Short exercise:
Collect each line containing "breadcrumb".

+---+

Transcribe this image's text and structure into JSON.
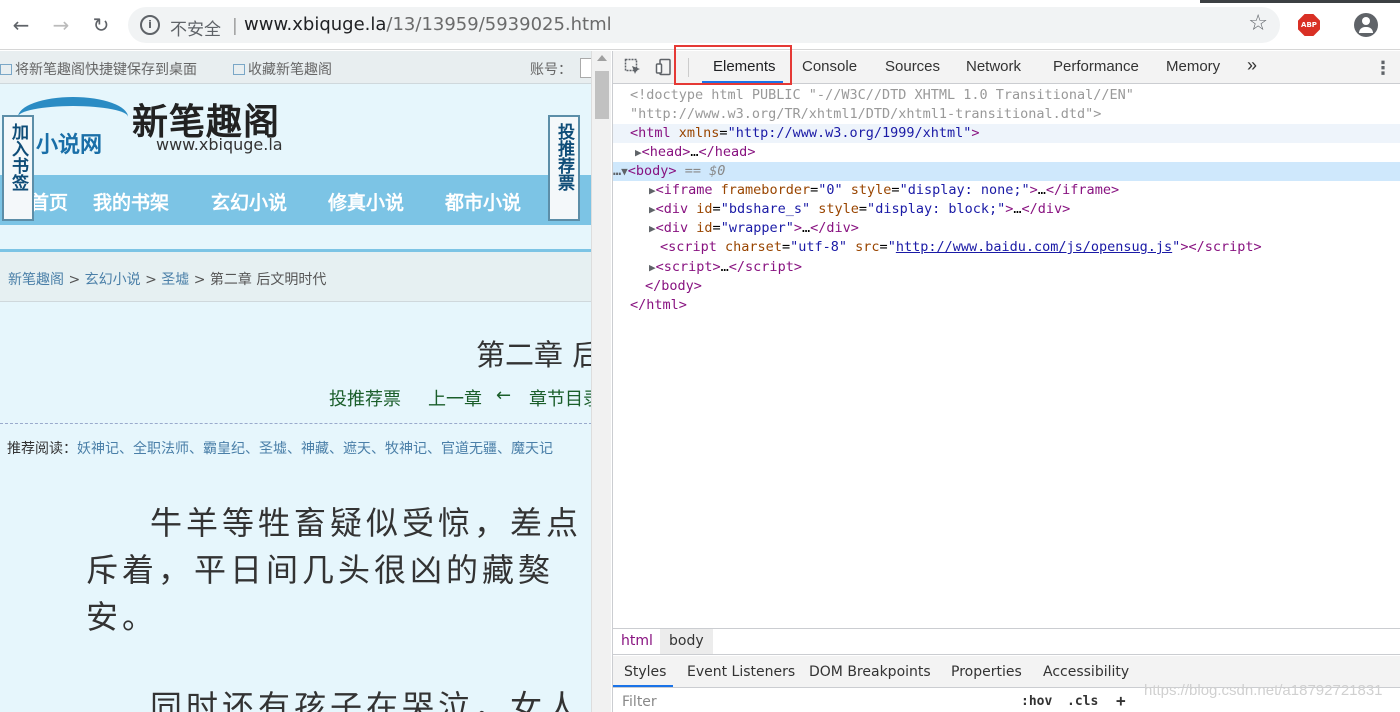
{
  "browser": {
    "insecure_label": "不安全",
    "separator": "|",
    "url_host": "www.xbiquge.la",
    "url_path": "/13/13959/5939025.html",
    "abp_label": "ABP"
  },
  "site": {
    "topbar": {
      "save_shortcut": "将新笔趣阁快捷键保存到桌面",
      "bookmark_site": "收藏新笔趣阁",
      "account_label": "账号："
    },
    "logo": {
      "subtitle": "小说网",
      "name": "新笔趣阁",
      "url": "www.xbiquge.la"
    },
    "left_tag": "加入书签",
    "right_tag": "投推荐票",
    "menu": [
      "首页",
      "我的书架",
      "玄幻小说",
      "修真小说",
      "都市小说"
    ],
    "breadcrumb": {
      "home": "新笔趣阁",
      "category": "玄幻小说",
      "book": "圣墟",
      "sep": ">",
      "current": "第二章 后文明时代"
    },
    "chapter_title": "第二章 后文明时代",
    "chapter_nav": {
      "recommend": "投推荐票",
      "prev": "上一章",
      "arrow": "←",
      "toc": "章节目录"
    },
    "recommend_reading": {
      "label": "推荐阅读：",
      "books": "妖神记、全职法师、霸皇纪、圣墟、神藏、遮天、牧神记、官道无疆、魔天记"
    },
    "paragraphs": [
      "牛羊等牲畜疑似受惊，差点",
      "斥着，平日间几头很凶的藏獒",
      "安。",
      "同时还有孩子在哭泣，女人"
    ]
  },
  "devtools": {
    "tabs": [
      "Elements",
      "Console",
      "Sources",
      "Network",
      "Performance",
      "Memory"
    ],
    "more_tabs": "»",
    "dom": {
      "doctype_1": "<!doctype html PUBLIC \"-//W3C//DTD XHTML 1.0 Transitional//EN\"",
      "doctype_2": "\"http://www.w3.org/TR/xhtml1/DTD/xhtml1-transitional.dtd\">",
      "html_xmlns": "http://www.w3.org/1999/xhtml",
      "iframe_frameborder": "0",
      "iframe_style": "display: none;",
      "div1_id": "bdshare_s",
      "div1_style": "display: block;",
      "div2_id": "wrapper",
      "script_charset": "utf-8",
      "script_src": "http://www.baidu.com/js/opensug.js",
      "selected_marker": "== $0"
    },
    "breadcrumb": [
      "html",
      "body"
    ],
    "sub_tabs": [
      "Styles",
      "Event Listeners",
      "DOM Breakpoints",
      "Properties",
      "Accessibility"
    ],
    "filter_placeholder": "Filter",
    "hov": ":hov",
    "cls": ".cls",
    "plus": "+"
  },
  "watermark": "https://blog.csdn.net/a18792721831"
}
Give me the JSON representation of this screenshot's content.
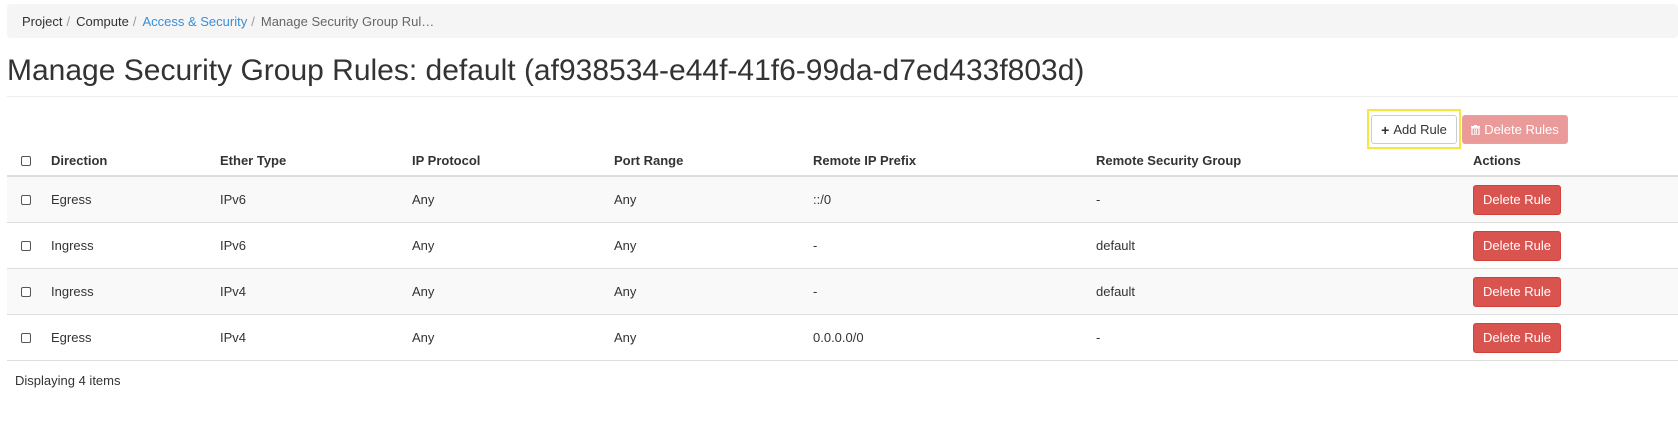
{
  "breadcrumb": [
    {
      "label": "Project"
    },
    {
      "label": "Compute"
    },
    {
      "label": "Access & Security"
    },
    {
      "label": "Manage Security Group Rul…"
    }
  ],
  "page": {
    "title": "Manage Security Group Rules: default (af938534-e44f-41f6-99da-d7ed433f803d)"
  },
  "toolbar": {
    "add_label": "Add Rule",
    "delete_label": "Delete Rules",
    "add_icon": "plus-icon",
    "delete_icon": "trash-icon"
  },
  "table": {
    "headers": [
      "Direction",
      "Ether Type",
      "IP Protocol",
      "Port Range",
      "Remote IP Prefix",
      "Remote Security Group",
      "Actions"
    ],
    "rows": [
      {
        "direction": "Egress",
        "ether_type": "IPv6",
        "ip_protocol": "Any",
        "port_range": "Any",
        "remote_ip_prefix": "::/0",
        "remote_security_group": "-",
        "action": "Delete Rule"
      },
      {
        "direction": "Ingress",
        "ether_type": "IPv6",
        "ip_protocol": "Any",
        "port_range": "Any",
        "remote_ip_prefix": "-",
        "remote_security_group": "default",
        "action": "Delete Rule"
      },
      {
        "direction": "Ingress",
        "ether_type": "IPv4",
        "ip_protocol": "Any",
        "port_range": "Any",
        "remote_ip_prefix": "-",
        "remote_security_group": "default",
        "action": "Delete Rule"
      },
      {
        "direction": "Egress",
        "ether_type": "IPv4",
        "ip_protocol": "Any",
        "port_range": "Any",
        "remote_ip_prefix": "0.0.0.0/0",
        "remote_security_group": "-",
        "action": "Delete Rule"
      }
    ],
    "footer": "Displaying 4 items"
  },
  "colors": {
    "link": "#3b8fd6",
    "danger": "#d9534f",
    "danger_disabled": "#ea9b99",
    "highlight": "#f5e642"
  }
}
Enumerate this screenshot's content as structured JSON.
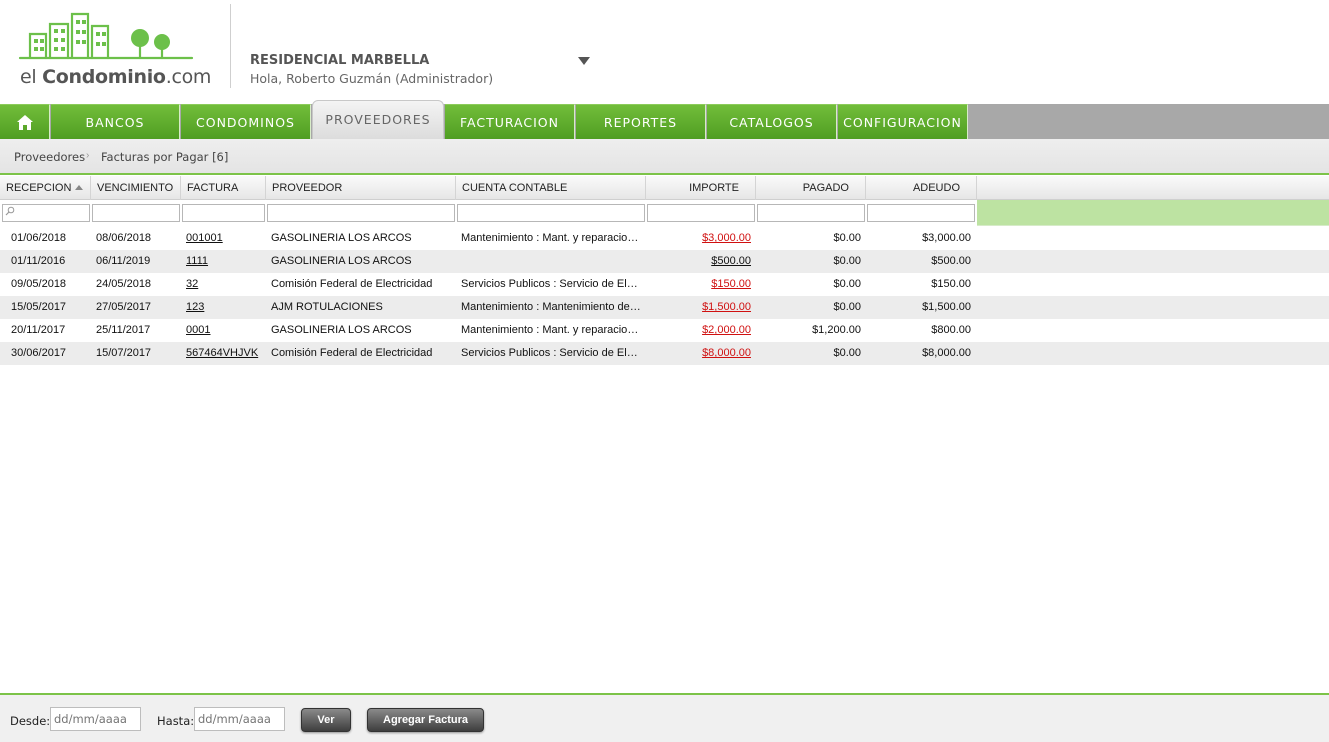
{
  "brand": {
    "logo_prefix": "el ",
    "logo_bold": "Condominio",
    "logo_suffix": ".com"
  },
  "header": {
    "condo_name": "RESIDENCIAL MARBELLA",
    "greeting": "Hola, Roberto Guzmán (Administrador)"
  },
  "nav": {
    "items": [
      {
        "label": "BANCOS"
      },
      {
        "label": "CONDOMINOS"
      },
      {
        "label": "PROVEEDORES"
      },
      {
        "label": "FACTURACION"
      },
      {
        "label": "REPORTES"
      },
      {
        "label": "CATALOGOS"
      },
      {
        "label": "CONFIGURACION"
      }
    ],
    "active": "PROVEEDORES"
  },
  "breadcrumb": {
    "root": "Proveedores",
    "current": "Facturas por Pagar [6]"
  },
  "grid": {
    "columns": [
      "RECEPCION",
      "VENCIMIENTO",
      "FACTURA",
      "PROVEEDOR",
      "CUENTA CONTABLE",
      "IMPORTE",
      "PAGADO",
      "ADEUDO"
    ],
    "sorted_by": "RECEPCION",
    "rows": [
      {
        "recepcion": "01/06/2018",
        "vencimiento": "08/06/2018",
        "factura": "001001",
        "proveedor": "GASOLINERIA LOS ARCOS",
        "cuenta": "Mantenimiento : Mant. y reparacion de vehiculos",
        "importe": "$3,000.00",
        "pagado": "$0.00",
        "adeudo": "$3,000.00",
        "overdue": true
      },
      {
        "recepcion": "01/11/2016",
        "vencimiento": "06/11/2019",
        "factura": "1111",
        "proveedor": "GASOLINERIA LOS ARCOS",
        "cuenta": "",
        "importe": "$500.00",
        "pagado": "$0.00",
        "adeudo": "$500.00",
        "overdue": false
      },
      {
        "recepcion": "09/05/2018",
        "vencimiento": "24/05/2018",
        "factura": "32",
        "proveedor": "Comisión Federal de Electricidad",
        "cuenta": "Servicios Publicos : Servicio de Electricidad",
        "importe": "$150.00",
        "pagado": "$0.00",
        "adeudo": "$150.00",
        "overdue": true
      },
      {
        "recepcion": "15/05/2017",
        "vencimiento": "27/05/2017",
        "factura": "123",
        "proveedor": "AJM ROTULACIONES",
        "cuenta": "Mantenimiento : Mantenimiento de Edificio",
        "importe": "$1,500.00",
        "pagado": "$0.00",
        "adeudo": "$1,500.00",
        "overdue": true
      },
      {
        "recepcion": "20/11/2017",
        "vencimiento": "25/11/2017",
        "factura": "0001",
        "proveedor": "GASOLINERIA LOS ARCOS",
        "cuenta": "Mantenimiento : Mant. y reparacion de vehiculos",
        "importe": "$2,000.00",
        "pagado": "$1,200.00",
        "adeudo": "$800.00",
        "overdue": true
      },
      {
        "recepcion": "30/06/2017",
        "vencimiento": "15/07/2017",
        "factura": "567464VHJVK",
        "proveedor": "Comisión Federal de Electricidad",
        "cuenta": "Servicios Publicos : Servicio de Electricidad",
        "importe": "$8,000.00",
        "pagado": "$0.00",
        "adeudo": "$8,000.00",
        "overdue": true
      }
    ]
  },
  "footer": {
    "desde_label": "Desde:",
    "desde_placeholder": "dd/mm/aaaa",
    "hasta_label": "Hasta:",
    "hasta_placeholder": "dd/mm/aaaa",
    "ver_label": "Ver",
    "agregar_label": "Agregar Factura"
  },
  "colors": {
    "brand_green": "#5aab2a",
    "overdue_red": "#d01010",
    "filter_green": "#bde3a2"
  },
  "icons": {
    "home": "home-icon",
    "dropdown": "chevron-down-icon",
    "search": "search-icon",
    "sort": "sort-asc-icon"
  }
}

+---+

Full solution:
    "breadcrumb": {
    "breadcrumb": [
  "breadcrumb": [
  "breadcrumb": {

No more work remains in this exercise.